[Rows from a dataset]

---

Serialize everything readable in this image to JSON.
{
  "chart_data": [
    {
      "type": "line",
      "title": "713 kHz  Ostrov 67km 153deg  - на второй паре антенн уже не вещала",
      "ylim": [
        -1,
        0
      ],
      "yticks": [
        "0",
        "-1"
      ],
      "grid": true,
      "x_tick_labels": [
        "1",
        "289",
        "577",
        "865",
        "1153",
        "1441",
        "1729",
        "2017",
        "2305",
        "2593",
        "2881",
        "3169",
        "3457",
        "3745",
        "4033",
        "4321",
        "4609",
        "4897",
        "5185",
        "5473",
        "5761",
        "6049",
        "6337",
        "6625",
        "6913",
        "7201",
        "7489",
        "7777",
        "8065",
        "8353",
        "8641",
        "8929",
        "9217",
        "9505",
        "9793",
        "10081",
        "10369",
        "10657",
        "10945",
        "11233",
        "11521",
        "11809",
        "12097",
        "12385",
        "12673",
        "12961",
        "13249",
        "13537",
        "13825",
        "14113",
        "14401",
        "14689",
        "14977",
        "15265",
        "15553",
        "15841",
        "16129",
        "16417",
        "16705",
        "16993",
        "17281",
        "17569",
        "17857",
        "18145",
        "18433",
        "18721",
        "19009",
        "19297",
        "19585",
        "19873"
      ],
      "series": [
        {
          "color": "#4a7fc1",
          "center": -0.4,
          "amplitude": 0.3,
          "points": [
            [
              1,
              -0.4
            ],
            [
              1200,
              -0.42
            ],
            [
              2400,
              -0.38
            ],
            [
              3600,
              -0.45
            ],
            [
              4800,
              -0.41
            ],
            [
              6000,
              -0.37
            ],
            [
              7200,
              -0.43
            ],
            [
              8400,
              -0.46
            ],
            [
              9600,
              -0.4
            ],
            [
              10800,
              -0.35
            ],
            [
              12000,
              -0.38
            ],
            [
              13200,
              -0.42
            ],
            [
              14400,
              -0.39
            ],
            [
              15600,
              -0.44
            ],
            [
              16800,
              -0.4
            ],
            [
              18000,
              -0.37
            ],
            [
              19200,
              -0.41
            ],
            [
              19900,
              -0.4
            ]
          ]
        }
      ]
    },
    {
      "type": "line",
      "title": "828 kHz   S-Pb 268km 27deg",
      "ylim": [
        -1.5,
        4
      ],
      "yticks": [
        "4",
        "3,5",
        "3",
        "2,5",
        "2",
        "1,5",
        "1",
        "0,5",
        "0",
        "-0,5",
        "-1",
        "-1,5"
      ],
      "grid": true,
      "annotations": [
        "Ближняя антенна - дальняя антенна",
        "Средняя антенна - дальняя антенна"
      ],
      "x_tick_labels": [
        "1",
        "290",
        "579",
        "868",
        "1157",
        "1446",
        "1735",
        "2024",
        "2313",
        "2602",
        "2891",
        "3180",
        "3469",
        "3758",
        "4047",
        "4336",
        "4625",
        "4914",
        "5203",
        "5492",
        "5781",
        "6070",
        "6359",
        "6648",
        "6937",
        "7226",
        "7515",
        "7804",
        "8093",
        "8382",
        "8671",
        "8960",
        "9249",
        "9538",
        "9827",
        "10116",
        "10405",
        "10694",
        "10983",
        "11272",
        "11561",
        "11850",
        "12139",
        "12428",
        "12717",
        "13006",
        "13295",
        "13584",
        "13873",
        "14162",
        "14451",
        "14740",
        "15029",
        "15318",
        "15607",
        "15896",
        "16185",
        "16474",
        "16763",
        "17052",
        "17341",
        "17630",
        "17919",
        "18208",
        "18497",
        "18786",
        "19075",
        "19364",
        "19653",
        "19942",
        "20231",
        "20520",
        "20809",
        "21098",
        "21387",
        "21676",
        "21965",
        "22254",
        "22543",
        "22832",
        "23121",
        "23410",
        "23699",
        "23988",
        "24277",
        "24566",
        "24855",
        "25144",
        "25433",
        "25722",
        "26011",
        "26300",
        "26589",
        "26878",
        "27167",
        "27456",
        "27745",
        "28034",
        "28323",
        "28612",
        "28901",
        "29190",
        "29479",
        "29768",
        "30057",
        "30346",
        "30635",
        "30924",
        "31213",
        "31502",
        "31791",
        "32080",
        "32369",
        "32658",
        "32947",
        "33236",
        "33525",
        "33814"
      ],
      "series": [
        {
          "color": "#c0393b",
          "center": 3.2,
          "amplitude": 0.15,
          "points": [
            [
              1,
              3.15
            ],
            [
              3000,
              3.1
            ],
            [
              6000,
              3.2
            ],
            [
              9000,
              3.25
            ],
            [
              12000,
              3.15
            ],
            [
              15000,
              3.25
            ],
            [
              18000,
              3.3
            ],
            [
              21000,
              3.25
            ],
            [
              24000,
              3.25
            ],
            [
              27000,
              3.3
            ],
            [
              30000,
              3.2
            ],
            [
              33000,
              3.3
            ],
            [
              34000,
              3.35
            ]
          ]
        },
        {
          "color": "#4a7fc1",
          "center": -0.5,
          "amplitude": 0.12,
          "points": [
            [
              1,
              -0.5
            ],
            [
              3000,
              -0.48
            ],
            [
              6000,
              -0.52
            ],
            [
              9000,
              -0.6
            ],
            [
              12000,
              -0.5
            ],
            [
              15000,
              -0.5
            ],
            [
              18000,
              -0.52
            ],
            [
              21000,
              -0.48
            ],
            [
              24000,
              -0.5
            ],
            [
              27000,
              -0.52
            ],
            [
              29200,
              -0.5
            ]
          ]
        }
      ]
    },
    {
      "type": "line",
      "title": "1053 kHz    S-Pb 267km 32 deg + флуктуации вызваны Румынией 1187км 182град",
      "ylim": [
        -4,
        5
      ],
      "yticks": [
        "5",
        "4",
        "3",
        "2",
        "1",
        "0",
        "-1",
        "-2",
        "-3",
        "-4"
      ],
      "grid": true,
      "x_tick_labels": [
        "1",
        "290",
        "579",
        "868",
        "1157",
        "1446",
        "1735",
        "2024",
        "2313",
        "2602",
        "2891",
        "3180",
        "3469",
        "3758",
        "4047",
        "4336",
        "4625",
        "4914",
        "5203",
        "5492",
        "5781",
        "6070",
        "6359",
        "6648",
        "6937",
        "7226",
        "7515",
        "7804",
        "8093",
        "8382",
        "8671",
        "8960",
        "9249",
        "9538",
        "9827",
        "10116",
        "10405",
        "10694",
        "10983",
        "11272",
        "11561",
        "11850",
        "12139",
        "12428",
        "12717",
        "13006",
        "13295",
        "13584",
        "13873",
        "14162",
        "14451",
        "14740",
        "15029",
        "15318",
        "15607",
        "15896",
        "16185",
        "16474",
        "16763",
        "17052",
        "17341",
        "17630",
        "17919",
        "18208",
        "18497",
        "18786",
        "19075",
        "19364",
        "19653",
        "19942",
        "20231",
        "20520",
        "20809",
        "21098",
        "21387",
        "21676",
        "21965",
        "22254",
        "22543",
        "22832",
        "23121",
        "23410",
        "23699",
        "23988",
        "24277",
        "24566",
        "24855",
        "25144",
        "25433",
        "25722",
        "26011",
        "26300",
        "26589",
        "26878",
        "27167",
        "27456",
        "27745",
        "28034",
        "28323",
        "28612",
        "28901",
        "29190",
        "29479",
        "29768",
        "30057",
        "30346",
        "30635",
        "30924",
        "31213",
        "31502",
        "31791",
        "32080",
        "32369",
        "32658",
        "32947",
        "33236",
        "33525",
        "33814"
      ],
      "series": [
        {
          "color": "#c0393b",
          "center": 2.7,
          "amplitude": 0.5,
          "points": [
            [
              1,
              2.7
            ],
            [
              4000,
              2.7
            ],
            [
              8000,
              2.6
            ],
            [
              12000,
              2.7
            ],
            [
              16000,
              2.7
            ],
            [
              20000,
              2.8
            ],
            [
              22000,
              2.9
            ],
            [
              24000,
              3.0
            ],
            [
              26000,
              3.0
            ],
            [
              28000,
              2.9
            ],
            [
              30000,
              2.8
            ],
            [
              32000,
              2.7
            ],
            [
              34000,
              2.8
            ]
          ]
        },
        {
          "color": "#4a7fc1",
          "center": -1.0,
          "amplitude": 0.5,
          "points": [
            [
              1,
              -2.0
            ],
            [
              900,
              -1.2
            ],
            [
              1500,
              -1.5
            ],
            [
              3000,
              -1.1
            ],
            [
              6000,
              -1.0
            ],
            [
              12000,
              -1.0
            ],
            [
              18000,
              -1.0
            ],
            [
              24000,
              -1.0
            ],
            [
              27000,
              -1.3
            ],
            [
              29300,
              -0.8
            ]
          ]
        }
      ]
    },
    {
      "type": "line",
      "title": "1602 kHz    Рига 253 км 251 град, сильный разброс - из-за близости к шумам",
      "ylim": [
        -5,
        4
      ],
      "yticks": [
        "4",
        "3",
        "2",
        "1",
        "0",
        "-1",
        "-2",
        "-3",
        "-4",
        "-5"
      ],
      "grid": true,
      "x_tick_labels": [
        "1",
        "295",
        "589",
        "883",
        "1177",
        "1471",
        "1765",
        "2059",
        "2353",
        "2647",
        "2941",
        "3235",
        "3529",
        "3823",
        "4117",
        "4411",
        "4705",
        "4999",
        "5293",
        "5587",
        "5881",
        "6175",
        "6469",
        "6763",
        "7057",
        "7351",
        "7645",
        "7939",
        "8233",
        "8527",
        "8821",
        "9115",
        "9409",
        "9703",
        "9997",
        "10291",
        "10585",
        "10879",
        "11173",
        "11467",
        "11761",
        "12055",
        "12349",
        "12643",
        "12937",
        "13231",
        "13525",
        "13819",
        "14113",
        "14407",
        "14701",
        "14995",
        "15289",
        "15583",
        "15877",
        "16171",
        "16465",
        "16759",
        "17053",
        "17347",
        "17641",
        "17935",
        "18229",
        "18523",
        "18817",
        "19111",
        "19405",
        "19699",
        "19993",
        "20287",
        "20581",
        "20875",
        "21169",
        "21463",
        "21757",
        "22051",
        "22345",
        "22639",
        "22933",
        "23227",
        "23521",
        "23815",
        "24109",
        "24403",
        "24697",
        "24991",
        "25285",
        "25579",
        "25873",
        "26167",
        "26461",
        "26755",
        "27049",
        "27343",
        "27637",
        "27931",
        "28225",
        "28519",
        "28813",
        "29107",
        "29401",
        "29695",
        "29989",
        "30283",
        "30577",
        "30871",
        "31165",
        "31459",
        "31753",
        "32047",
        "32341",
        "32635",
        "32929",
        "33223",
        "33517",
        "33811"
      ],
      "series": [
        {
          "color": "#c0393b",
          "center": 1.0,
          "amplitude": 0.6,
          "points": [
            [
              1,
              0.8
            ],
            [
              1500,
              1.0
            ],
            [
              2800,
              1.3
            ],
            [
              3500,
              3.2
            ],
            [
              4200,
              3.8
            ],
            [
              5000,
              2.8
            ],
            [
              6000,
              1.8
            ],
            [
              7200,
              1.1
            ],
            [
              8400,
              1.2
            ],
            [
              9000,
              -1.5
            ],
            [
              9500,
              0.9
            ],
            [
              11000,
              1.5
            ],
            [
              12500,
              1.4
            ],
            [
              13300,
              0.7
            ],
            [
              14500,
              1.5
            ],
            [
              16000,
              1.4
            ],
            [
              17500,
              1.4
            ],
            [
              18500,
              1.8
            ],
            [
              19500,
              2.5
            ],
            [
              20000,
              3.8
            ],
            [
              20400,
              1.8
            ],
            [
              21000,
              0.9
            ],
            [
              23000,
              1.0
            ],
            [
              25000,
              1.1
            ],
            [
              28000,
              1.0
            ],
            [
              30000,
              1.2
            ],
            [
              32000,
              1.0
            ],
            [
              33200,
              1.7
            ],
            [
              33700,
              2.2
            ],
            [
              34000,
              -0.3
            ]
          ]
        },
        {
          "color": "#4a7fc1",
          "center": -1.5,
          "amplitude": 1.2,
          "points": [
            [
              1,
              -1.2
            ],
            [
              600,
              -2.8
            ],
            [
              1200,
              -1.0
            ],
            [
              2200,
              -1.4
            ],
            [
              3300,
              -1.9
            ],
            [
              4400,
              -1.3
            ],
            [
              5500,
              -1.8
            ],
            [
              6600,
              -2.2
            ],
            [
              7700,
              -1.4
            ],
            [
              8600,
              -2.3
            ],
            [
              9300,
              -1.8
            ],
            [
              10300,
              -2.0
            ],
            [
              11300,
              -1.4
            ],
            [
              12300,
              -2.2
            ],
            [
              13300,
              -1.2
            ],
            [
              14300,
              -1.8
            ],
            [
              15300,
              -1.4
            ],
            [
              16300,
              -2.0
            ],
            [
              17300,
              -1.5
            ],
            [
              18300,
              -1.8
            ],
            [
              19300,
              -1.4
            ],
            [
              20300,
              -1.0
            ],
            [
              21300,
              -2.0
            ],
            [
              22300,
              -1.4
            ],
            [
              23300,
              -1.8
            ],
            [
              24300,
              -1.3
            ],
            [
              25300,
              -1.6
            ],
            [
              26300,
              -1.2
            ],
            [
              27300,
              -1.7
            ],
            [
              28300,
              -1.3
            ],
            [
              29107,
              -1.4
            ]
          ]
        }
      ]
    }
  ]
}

---

### Requirement:
Gather each line in the entries above where the string "amplitude" is found.

### Answer to this problem:
          "amplitude": 0.3,
          "amplitude": 0.15,
          "amplitude": 0.12,
          "amplitude": 0.5,
          "amplitude": 0.5,
          "amplitude": 0.6,
          "amplitude": 1.2,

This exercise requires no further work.